• **Problem set**
a – Answer these questions using the mailing-list post on radar operators and gender:
(i) According to the post, whom do photographs and films of operators of SAGE-type systems mostly depict?
(ii) From what period are the two popular articles the writer ran across?
(iii) Which decades of electronic interface users does the writer ask about?
b – Transcribe a passage from the mailing-list post on radar operators and gender, starting with "This being a" and going on through "you can offer.".

• **Given text**

□ □ □ □

[SIGCIS-Members] Postwar radar operators, electronic screens, and gender

Bernard Geoghegan bernardgeoghegan2010 at u.northwestern.edu
Thu Apr 5 06:25:38 PDT 2018


Dear Members,

 

Does anyone happen to have any primary or secondary source references on the role of gender in defining the radar operator and other users of electronic interfaces/screens of the 1950s and 1960s? At first I thought that these devices and this work were conceived with male users in mind. Photographs and films of operators of SAGE-type systems mostly depict male soldiers. However, I’ve run across two popular articles from the mid 50s that seem to show women-identifying users working as radar operators. I wonder if they’re typical, if they reflect a broader diversity of “operators” of the emerging electronic interfaces of the period:

 

https://books.google.se/books?id=oN0DAAAAMBAJ&pg=PA112&lpg=PA112&dq=volscan+radar&source=bl&ots=VCDYA-8THX&sig=tTkxbof6EM5YSrARAEIJ-dnWMy4&hl=en&sa=X&ved=0ahUKEwiw9cy3m6PaAhXQZpoKHXsmAz4Q6AEILzAB#v=onepage&q=volscan%20radar&f=false

 

http://www.rfcafe.com/references/popular-electronics/radar-tames-wild-blue-yonder-popular-electronics-november-1956.htm

 

This being a key site where early theories of HCI and “man-computer symbiosis” are worked out, I’m trying to figure out what role gender—marked or unmarked—played in the design of particular kinds of interfaces, conceptions of certain kind of users. Thanks for any feedback you can offer.

□ □ □ □

• **Given data**
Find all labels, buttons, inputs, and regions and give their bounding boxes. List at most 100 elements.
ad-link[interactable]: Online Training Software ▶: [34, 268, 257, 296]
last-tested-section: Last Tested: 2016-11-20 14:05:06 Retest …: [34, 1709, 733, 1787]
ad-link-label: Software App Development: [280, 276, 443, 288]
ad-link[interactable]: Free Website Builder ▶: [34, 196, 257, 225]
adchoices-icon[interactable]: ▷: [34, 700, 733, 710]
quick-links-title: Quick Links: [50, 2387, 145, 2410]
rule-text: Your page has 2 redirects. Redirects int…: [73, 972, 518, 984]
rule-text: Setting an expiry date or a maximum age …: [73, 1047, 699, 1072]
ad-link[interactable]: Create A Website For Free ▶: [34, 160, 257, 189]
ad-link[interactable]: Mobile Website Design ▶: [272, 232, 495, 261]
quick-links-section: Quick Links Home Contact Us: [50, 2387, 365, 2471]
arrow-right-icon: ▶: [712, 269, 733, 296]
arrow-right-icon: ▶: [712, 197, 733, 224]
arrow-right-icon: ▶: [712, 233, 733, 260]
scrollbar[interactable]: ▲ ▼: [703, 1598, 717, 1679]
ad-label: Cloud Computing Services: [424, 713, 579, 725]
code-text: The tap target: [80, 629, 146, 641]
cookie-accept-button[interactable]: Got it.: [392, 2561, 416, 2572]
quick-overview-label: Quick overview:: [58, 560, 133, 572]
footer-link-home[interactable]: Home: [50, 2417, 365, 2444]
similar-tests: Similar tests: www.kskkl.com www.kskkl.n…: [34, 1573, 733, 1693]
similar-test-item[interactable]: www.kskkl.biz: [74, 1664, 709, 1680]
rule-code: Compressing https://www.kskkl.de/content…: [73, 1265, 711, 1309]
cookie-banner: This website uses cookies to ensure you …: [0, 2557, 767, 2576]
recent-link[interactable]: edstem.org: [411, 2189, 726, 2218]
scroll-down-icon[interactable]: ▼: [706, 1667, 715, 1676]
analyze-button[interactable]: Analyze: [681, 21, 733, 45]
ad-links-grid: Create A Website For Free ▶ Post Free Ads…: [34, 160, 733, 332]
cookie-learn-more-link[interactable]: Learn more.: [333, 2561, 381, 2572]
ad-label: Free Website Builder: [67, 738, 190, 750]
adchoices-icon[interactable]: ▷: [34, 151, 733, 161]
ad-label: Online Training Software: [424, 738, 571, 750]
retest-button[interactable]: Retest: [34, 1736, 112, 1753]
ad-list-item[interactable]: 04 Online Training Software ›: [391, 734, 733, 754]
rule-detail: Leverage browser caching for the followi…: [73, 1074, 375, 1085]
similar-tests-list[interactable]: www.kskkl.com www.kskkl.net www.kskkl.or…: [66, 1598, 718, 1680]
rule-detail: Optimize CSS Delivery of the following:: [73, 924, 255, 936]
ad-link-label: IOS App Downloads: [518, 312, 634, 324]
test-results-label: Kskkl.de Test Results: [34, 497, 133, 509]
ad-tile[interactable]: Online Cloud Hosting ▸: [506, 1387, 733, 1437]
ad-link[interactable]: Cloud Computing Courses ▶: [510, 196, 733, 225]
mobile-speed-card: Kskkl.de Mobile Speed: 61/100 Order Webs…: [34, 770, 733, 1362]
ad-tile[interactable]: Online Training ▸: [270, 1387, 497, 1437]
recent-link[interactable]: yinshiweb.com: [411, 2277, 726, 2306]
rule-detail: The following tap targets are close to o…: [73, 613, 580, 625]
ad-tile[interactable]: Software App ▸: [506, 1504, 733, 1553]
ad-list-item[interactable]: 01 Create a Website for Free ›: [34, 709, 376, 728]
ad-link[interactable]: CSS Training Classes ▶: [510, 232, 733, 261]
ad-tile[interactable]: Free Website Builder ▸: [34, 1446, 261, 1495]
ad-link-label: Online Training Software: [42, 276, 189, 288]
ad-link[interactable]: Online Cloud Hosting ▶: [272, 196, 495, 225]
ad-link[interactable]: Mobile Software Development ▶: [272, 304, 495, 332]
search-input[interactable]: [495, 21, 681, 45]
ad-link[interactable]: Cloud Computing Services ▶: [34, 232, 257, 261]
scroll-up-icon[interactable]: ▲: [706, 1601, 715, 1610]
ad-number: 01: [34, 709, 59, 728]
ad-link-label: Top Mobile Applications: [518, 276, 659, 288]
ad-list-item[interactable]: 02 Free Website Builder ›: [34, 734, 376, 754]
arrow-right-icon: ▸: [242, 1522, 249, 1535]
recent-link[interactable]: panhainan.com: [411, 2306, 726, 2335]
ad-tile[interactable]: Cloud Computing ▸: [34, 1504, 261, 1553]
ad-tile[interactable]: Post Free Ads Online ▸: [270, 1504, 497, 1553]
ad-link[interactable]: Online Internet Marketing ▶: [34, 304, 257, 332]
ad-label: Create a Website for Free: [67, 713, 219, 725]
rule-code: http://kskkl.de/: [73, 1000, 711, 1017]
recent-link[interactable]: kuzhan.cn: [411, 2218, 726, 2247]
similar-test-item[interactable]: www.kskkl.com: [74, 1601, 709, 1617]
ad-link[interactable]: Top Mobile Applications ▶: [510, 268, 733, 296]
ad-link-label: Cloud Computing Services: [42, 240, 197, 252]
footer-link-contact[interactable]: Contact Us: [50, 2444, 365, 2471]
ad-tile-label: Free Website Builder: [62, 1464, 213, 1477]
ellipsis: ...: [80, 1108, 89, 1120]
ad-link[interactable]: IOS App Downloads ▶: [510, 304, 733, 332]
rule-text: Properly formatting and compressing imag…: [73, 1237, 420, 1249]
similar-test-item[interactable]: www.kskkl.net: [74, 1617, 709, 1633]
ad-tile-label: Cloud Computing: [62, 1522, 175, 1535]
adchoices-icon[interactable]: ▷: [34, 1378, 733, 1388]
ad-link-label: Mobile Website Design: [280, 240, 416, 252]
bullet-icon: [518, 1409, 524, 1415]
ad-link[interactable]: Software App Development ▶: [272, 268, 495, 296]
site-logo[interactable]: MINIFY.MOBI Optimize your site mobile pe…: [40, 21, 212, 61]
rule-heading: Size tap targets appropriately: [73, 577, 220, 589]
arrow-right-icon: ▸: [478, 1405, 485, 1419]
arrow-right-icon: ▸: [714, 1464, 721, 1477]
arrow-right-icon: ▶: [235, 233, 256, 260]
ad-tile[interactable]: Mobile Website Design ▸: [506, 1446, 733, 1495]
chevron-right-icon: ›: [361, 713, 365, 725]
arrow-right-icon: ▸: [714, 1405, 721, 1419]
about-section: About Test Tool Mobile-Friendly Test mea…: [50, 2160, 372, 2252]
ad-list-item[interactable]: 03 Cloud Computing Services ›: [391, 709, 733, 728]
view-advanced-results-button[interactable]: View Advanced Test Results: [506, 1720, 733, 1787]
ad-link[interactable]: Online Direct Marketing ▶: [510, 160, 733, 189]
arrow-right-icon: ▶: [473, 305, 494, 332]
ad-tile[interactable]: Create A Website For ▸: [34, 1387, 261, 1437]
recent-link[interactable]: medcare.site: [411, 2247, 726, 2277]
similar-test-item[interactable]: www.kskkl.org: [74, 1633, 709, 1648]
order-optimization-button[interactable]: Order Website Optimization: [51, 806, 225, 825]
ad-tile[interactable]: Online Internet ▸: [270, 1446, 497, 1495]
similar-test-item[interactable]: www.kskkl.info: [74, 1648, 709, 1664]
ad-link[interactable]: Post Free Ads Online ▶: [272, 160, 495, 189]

□ □ □ □

• **Solved tasks**
a –
(i) Mostly male soldiers.
(ii) The mid 50s.
(iii) The 1950s and 1960s.

b –
This being a key site where early theories of HCI and “man-computer symbiosis” are worked out, I’m trying to figure out what role gender—marked or unmarked—played in the design of particular kinds of interfaces, conceptions of certain kind of users. Thanks for any feedback you can offer.